Available data.

——

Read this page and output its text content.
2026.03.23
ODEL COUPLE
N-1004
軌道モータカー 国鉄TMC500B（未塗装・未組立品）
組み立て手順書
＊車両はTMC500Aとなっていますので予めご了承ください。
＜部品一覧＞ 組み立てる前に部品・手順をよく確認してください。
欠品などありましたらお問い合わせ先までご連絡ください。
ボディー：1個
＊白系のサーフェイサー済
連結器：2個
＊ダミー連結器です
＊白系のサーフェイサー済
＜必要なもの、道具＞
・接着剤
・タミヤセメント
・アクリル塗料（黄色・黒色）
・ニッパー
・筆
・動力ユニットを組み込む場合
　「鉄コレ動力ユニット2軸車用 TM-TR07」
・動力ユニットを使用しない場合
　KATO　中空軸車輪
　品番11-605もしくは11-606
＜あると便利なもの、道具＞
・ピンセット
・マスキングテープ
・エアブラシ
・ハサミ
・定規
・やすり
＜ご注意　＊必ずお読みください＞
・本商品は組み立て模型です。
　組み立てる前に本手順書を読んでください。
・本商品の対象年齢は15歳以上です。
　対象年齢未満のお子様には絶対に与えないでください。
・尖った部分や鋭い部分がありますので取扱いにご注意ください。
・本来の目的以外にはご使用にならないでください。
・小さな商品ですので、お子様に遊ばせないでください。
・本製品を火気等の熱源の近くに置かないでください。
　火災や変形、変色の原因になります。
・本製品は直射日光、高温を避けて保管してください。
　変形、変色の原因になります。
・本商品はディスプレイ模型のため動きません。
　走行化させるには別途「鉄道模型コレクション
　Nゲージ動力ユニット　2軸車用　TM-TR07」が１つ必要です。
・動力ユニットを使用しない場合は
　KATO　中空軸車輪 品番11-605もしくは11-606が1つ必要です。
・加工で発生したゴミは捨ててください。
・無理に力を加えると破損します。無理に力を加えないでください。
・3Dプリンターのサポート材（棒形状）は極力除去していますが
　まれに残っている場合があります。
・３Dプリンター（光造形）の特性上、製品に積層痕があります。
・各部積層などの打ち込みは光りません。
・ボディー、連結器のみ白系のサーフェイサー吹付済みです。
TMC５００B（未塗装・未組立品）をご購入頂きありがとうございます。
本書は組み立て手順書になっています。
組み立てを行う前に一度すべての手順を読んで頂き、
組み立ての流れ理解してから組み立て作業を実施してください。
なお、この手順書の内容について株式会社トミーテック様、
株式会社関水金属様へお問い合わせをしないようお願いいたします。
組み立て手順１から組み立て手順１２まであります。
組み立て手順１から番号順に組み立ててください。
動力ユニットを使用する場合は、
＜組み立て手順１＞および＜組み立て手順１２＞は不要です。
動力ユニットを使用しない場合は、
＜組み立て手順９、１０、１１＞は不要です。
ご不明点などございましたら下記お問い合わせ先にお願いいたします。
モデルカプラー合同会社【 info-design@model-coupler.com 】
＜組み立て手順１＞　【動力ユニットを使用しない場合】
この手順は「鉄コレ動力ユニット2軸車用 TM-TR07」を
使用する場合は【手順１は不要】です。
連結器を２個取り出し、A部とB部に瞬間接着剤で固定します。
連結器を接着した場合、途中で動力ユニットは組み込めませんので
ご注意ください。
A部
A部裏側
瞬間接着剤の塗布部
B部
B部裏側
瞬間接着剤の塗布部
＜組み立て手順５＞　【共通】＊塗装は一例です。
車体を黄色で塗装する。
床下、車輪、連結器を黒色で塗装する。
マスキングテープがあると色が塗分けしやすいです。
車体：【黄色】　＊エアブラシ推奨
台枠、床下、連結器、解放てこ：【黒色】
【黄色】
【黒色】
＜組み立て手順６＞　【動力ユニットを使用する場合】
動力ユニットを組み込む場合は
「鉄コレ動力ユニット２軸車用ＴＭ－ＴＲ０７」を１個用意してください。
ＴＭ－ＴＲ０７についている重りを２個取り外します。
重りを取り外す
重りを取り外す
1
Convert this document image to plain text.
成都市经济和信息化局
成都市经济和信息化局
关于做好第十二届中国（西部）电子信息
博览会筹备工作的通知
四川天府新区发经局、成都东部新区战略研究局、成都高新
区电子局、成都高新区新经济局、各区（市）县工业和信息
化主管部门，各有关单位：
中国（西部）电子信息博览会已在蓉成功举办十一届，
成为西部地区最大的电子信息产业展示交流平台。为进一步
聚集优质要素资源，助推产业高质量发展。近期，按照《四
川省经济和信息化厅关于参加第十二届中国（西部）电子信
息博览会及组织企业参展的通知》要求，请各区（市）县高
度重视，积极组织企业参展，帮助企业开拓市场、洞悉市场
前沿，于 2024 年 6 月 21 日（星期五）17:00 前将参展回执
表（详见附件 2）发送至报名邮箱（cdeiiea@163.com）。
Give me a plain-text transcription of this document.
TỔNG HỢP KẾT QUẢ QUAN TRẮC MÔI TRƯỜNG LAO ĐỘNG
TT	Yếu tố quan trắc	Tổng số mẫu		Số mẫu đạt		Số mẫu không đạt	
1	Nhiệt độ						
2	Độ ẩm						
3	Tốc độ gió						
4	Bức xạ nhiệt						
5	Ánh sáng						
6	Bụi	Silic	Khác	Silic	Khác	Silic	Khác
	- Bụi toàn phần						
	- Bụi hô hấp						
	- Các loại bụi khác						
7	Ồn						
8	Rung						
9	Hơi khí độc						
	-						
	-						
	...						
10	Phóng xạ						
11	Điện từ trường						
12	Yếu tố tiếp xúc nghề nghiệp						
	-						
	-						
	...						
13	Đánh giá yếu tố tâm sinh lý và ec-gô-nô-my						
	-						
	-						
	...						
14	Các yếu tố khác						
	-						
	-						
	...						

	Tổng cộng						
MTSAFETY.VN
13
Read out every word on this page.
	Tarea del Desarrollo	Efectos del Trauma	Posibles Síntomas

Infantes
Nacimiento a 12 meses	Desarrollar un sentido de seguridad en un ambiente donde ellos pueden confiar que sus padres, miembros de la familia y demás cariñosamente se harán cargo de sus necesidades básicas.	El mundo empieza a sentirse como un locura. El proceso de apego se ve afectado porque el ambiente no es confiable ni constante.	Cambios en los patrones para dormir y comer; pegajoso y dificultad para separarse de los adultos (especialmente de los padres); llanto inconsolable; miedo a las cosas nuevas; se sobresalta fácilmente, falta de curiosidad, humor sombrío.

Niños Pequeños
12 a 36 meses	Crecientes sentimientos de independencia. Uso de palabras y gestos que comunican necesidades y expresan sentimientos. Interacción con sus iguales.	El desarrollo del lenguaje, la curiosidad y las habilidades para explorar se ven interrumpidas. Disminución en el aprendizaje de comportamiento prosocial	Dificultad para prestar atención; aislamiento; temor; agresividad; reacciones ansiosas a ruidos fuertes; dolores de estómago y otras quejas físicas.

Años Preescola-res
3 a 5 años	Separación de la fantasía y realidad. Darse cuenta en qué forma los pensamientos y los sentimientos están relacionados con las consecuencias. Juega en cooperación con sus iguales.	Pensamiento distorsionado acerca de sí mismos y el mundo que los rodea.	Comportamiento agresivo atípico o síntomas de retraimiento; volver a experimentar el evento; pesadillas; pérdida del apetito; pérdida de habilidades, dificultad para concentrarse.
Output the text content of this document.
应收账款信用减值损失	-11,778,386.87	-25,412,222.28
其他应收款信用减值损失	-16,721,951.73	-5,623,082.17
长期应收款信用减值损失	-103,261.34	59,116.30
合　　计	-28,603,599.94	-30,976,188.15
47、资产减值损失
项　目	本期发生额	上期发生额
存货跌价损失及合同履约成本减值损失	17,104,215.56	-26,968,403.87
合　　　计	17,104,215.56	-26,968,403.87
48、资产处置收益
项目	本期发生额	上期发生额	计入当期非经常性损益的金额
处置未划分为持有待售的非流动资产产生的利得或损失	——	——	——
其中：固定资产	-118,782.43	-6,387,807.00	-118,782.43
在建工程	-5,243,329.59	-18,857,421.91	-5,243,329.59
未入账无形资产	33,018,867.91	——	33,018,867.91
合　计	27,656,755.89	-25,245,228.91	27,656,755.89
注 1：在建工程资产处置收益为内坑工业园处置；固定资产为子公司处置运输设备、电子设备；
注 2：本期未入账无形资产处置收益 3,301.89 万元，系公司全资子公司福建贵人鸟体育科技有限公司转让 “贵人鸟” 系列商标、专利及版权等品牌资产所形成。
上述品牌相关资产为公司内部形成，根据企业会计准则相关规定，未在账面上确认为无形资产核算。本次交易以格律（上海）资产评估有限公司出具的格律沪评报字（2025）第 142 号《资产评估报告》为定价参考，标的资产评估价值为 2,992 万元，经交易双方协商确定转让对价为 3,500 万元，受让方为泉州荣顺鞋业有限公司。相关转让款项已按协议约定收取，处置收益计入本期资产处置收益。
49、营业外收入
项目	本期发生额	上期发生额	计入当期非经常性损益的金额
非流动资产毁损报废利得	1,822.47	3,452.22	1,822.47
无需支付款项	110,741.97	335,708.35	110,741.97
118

——

Working from the listing above, pick out every line that has "Read" and copy it.

Solution to the problem.
Read this page and output its text content.
Read out every word on this page.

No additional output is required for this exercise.